What you are asked to do
Show every line in the records below that contains the word "Transactions".

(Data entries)
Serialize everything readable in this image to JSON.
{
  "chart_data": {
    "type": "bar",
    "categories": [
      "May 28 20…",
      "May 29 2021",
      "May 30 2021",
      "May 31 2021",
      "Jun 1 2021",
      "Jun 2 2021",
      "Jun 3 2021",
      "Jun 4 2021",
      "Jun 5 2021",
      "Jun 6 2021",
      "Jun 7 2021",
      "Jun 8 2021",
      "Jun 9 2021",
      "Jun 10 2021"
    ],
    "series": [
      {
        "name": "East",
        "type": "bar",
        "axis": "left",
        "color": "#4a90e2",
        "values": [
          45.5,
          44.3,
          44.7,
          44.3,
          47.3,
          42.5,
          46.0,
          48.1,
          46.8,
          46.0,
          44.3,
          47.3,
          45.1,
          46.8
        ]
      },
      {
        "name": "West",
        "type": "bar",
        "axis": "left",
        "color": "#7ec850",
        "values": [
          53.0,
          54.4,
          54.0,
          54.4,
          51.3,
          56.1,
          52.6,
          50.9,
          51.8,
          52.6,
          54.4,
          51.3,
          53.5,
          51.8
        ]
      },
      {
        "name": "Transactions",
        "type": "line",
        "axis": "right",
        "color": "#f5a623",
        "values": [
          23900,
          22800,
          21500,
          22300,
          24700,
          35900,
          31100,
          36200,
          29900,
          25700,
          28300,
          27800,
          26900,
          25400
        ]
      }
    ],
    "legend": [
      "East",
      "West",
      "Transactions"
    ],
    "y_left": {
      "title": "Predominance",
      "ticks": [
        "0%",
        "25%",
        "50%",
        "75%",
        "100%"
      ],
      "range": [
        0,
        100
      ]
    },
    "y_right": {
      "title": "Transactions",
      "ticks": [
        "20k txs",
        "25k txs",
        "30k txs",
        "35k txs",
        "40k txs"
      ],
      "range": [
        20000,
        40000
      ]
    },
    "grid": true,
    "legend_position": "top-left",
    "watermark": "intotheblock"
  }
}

Solved problem
        "name": "Transactions",
      "Transactions"
      "title": "Transactions",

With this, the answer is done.